** Data entries for graphics **
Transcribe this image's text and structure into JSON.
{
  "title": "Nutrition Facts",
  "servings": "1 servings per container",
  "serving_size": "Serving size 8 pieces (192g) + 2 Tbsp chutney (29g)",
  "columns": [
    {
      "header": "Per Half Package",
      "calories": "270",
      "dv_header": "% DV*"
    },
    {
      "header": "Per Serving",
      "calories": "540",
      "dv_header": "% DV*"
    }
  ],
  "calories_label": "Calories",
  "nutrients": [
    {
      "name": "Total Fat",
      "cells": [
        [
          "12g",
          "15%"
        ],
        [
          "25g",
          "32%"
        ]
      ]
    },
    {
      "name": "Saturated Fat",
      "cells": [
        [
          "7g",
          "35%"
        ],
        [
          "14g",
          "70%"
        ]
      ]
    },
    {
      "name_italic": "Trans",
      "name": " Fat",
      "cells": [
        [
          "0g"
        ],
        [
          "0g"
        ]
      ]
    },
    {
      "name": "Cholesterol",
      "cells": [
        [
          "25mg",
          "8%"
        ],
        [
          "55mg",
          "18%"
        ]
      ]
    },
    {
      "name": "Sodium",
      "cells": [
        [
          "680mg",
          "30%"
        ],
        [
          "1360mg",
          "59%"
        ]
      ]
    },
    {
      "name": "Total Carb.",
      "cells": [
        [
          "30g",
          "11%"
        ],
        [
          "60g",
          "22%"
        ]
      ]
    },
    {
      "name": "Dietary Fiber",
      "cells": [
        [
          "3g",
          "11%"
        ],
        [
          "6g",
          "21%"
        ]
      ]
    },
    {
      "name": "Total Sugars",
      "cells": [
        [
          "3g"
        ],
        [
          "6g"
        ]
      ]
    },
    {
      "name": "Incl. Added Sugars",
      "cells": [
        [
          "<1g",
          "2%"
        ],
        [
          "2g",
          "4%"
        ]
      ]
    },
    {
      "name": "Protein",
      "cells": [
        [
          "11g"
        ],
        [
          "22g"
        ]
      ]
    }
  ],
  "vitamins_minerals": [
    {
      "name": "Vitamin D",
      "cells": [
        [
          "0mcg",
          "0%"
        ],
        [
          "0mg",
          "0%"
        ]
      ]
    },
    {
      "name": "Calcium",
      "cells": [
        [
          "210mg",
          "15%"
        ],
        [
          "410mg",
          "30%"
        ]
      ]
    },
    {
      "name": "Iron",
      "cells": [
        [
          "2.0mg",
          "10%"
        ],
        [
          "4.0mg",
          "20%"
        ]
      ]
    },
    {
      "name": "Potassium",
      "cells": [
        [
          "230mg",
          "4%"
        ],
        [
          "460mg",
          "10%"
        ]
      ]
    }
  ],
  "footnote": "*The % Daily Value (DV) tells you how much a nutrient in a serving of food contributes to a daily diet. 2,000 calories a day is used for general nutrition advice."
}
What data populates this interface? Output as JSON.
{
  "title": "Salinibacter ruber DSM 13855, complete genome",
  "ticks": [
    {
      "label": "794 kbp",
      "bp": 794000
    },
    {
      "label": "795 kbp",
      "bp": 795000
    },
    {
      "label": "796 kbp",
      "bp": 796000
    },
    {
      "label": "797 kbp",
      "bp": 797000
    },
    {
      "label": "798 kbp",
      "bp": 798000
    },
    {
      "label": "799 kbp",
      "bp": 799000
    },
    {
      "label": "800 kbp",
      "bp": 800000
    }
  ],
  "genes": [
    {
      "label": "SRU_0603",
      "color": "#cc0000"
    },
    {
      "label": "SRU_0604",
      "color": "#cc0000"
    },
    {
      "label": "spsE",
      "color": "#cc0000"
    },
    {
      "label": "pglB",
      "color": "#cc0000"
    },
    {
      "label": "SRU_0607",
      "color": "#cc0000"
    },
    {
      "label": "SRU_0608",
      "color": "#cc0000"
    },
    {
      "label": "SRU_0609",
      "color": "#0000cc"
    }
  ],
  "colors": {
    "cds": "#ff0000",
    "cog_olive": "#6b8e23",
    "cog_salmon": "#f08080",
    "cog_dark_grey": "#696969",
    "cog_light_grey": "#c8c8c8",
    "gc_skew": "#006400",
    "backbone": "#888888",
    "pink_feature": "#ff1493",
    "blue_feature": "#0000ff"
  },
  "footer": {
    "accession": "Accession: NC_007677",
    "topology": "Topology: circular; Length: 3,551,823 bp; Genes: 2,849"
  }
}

** Problem requirements **
Across all the records above, find each line with "Total" in it and copy it.

** Response box **
      "name": "Total Fat",
      "name": "Total Carb.",
      "name": "Total Sugars",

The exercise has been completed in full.